- Work to complete -
Print the following lines verbatim, changing nothing.

--

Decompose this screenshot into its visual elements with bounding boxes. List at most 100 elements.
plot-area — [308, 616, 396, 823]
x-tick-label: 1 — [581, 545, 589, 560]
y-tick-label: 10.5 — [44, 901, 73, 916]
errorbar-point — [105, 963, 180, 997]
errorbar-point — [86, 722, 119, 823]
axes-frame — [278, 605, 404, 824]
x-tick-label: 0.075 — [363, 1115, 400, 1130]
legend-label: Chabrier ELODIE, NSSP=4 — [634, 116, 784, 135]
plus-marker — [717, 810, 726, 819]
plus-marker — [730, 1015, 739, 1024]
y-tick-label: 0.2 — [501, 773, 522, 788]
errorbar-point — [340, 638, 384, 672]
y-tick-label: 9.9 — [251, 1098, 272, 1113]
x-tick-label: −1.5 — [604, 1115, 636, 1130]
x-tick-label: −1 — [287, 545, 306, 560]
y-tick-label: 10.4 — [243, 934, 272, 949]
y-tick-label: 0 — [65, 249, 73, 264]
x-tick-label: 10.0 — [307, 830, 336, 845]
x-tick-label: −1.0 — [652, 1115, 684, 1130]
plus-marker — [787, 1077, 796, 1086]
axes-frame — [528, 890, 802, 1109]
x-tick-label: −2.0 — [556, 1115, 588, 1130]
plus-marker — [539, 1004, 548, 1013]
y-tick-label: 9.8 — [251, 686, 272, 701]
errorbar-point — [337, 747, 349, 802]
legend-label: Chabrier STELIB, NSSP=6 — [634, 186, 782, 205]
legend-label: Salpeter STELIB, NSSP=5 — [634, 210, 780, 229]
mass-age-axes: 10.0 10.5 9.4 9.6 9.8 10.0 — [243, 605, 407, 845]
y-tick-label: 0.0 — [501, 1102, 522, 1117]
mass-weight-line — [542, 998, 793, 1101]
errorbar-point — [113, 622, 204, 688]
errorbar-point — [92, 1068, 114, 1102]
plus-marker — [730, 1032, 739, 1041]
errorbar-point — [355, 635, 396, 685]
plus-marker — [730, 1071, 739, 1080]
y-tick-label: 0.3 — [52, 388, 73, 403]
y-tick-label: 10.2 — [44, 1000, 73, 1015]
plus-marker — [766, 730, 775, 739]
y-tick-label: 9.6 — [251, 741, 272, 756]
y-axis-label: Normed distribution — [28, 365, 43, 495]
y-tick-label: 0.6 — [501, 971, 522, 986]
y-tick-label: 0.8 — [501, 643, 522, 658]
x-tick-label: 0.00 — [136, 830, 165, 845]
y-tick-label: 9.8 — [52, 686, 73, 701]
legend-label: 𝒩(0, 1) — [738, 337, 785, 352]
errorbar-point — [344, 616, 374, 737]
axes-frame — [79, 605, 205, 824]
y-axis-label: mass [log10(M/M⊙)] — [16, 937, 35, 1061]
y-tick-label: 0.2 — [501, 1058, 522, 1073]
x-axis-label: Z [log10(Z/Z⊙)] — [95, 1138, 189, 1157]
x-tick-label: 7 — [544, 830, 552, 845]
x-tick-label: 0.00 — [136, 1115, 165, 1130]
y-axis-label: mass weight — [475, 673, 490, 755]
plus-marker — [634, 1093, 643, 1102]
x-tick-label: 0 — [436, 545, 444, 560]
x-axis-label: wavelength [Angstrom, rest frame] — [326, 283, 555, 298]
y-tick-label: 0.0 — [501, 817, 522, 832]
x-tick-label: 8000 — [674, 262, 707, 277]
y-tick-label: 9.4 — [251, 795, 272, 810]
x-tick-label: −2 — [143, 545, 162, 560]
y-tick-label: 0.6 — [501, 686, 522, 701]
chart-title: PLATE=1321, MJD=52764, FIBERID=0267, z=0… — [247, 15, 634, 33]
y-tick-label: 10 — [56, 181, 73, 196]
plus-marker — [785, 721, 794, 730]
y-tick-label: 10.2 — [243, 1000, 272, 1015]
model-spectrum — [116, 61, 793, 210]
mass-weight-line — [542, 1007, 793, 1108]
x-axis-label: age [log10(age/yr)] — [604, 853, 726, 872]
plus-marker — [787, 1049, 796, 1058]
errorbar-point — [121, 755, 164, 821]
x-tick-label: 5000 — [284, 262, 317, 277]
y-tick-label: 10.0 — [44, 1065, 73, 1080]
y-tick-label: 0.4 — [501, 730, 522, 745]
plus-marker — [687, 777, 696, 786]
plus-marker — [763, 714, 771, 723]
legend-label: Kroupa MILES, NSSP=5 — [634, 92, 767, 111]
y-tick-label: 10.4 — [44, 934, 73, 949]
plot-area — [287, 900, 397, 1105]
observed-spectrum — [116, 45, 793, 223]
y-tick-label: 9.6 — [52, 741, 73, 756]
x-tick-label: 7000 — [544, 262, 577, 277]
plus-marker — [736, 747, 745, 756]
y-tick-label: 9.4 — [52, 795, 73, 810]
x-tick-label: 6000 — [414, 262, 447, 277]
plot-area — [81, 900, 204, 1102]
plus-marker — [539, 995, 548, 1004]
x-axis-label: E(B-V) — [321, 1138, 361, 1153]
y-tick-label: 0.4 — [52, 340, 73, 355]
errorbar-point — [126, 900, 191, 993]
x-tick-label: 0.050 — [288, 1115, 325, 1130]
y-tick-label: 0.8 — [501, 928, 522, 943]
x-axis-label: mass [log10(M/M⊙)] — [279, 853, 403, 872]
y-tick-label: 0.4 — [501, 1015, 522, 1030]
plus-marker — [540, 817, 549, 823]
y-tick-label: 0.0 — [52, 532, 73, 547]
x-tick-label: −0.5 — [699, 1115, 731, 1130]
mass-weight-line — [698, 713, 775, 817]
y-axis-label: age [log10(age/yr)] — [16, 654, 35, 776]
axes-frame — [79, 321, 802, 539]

--

- Exercise result -
Decompose this screenshot into its visual elements with bounding boxes. List at most 100 elements.
plot-area — [308, 616, 396, 823]
x-tick-label: 1 — [581, 545, 589, 560]
y-tick-label: 10.5 — [44, 901, 73, 916]
errorbar-point — [105, 963, 180, 997]
errorbar-point — [86, 722, 119, 823]
axes-frame — [278, 605, 404, 824]
x-tick-label: 0.075 — [363, 1115, 400, 1130]
legend-label: Chabrier ELODIE, NSSP=4 — [634, 116, 784, 135]
plus-marker — [717, 810, 726, 819]
plus-marker — [730, 1015, 739, 1024]
y-tick-label: 0.2 — [501, 773, 522, 788]
errorbar-point — [340, 638, 384, 672]
y-tick-label: 9.9 — [251, 1098, 272, 1113]
x-tick-label: −1.5 — [604, 1115, 636, 1130]
x-tick-label: −1 — [287, 545, 306, 560]
y-tick-label: 10.4 — [243, 934, 272, 949]
y-tick-label: 0 — [65, 249, 73, 264]
x-tick-label: 10.0 — [307, 830, 336, 845]
x-tick-label: −1.0 — [652, 1115, 684, 1130]
plus-marker — [787, 1077, 796, 1086]
axes-frame — [528, 890, 802, 1109]
x-tick-label: −2.0 — [556, 1115, 588, 1130]
plus-marker — [539, 1004, 548, 1013]
y-tick-label: 9.8 — [251, 686, 272, 701]
errorbar-point — [337, 747, 349, 802]
legend-label: Chabrier STELIB, NSSP=6 — [634, 186, 782, 205]
legend-label: Salpeter STELIB, NSSP=5 — [634, 210, 780, 229]
mass-age-axes: 10.0 10.5 9.4 9.6 9.8 10.0 — [243, 605, 407, 845]
y-tick-label: 0.0 — [501, 1102, 522, 1117]
mass-weight-line — [542, 998, 793, 1101]
errorbar-point — [113, 622, 204, 688]
errorbar-point — [92, 1068, 114, 1102]
plus-marker — [730, 1032, 739, 1041]
errorbar-point — [355, 635, 396, 685]
plus-marker — [730, 1071, 739, 1080]
y-tick-label: 0.3 — [52, 388, 73, 403]
y-tick-label: 10.2 — [44, 1000, 73, 1015]
plus-marker — [766, 730, 775, 739]
y-tick-label: 9.6 — [251, 741, 272, 756]
y-axis-label: Normed distribution — [28, 365, 43, 495]
y-tick-label: 0.6 — [501, 971, 522, 986]
y-tick-label: 0.8 — [501, 643, 522, 658]
x-tick-label: 0.00 — [136, 830, 165, 845]
y-tick-label: 9.8 — [52, 686, 73, 701]
legend-label: 𝒩(0, 1) — [738, 337, 785, 352]
errorbar-point — [344, 616, 374, 737]
axes-frame — [79, 605, 205, 824]
y-axis-label: mass [log10(M/M⊙)] — [16, 937, 35, 1061]
y-tick-label: 0.2 — [501, 1058, 522, 1073]
x-axis-label: Z [log10(Z/Z⊙)] — [95, 1138, 189, 1157]
x-tick-label: 7 — [544, 830, 552, 845]
x-tick-label: 0.00 — [136, 1115, 165, 1130]
y-axis-label: mass weight — [475, 673, 490, 755]
plus-marker — [634, 1093, 643, 1102]
x-tick-label: 0 — [436, 545, 444, 560]
x-axis-label: wavelength [Angstrom, rest frame] — [326, 283, 555, 298]
y-tick-label: 0.0 — [501, 817, 522, 832]
x-tick-label: 8000 — [674, 262, 707, 277]
y-tick-label: 9.4 — [251, 795, 272, 810]
x-tick-label: −2 — [143, 545, 162, 560]
y-tick-label: 0.6 — [501, 686, 522, 701]
chart-title: PLATE=1321, MJD=52764, FIBERID=0267, z=0… — [247, 15, 634, 33]
y-tick-label: 10 — [56, 181, 73, 196]
plus-marker — [785, 721, 794, 730]
y-tick-label: 10.2 — [243, 1000, 272, 1015]
model-spectrum — [116, 61, 793, 210]
mass-weight-line — [542, 1007, 793, 1108]
x-axis-label: age [log10(age/yr)] — [604, 853, 726, 872]
plus-marker — [787, 1049, 796, 1058]
errorbar-point — [121, 755, 164, 821]
x-tick-label: 5000 — [284, 262, 317, 277]
y-tick-label: 10.0 — [44, 1065, 73, 1080]
y-tick-label: 0.4 — [501, 730, 522, 745]
plus-marker — [687, 777, 696, 786]
plus-marker — [763, 714, 771, 723]
legend-label: Kroupa MILES, NSSP=5 — [634, 92, 767, 111]
y-tick-label: 10.4 — [44, 934, 73, 949]
plot-area — [287, 900, 397, 1105]
observed-spectrum — [116, 45, 793, 223]
y-tick-label: 9.6 — [52, 741, 73, 756]
x-tick-label: 7000 — [544, 262, 577, 277]
plus-marker — [736, 747, 745, 756]
y-tick-label: 9.4 — [52, 795, 73, 810]
x-tick-label: 6000 — [414, 262, 447, 277]
plot-area — [81, 900, 204, 1102]
plus-marker — [539, 995, 548, 1004]
x-axis-label: E(B-V) — [321, 1138, 361, 1153]
y-tick-label: 0.4 — [52, 340, 73, 355]
errorbar-point — [126, 900, 191, 993]
x-tick-label: 0.050 — [288, 1115, 325, 1130]
y-tick-label: 0.8 — [501, 928, 522, 943]
x-axis-label: mass [log10(M/M⊙)] — [279, 853, 403, 872]
y-tick-label: 0.4 — [501, 1015, 522, 1030]
plus-marker — [540, 817, 549, 823]
y-tick-label: 0.0 — [52, 532, 73, 547]
x-tick-label: −0.5 — [699, 1115, 731, 1130]
mass-weight-line — [698, 713, 775, 817]
y-axis-label: age [log10(age/yr)] — [16, 654, 35, 776]
axes-frame — [79, 321, 802, 539]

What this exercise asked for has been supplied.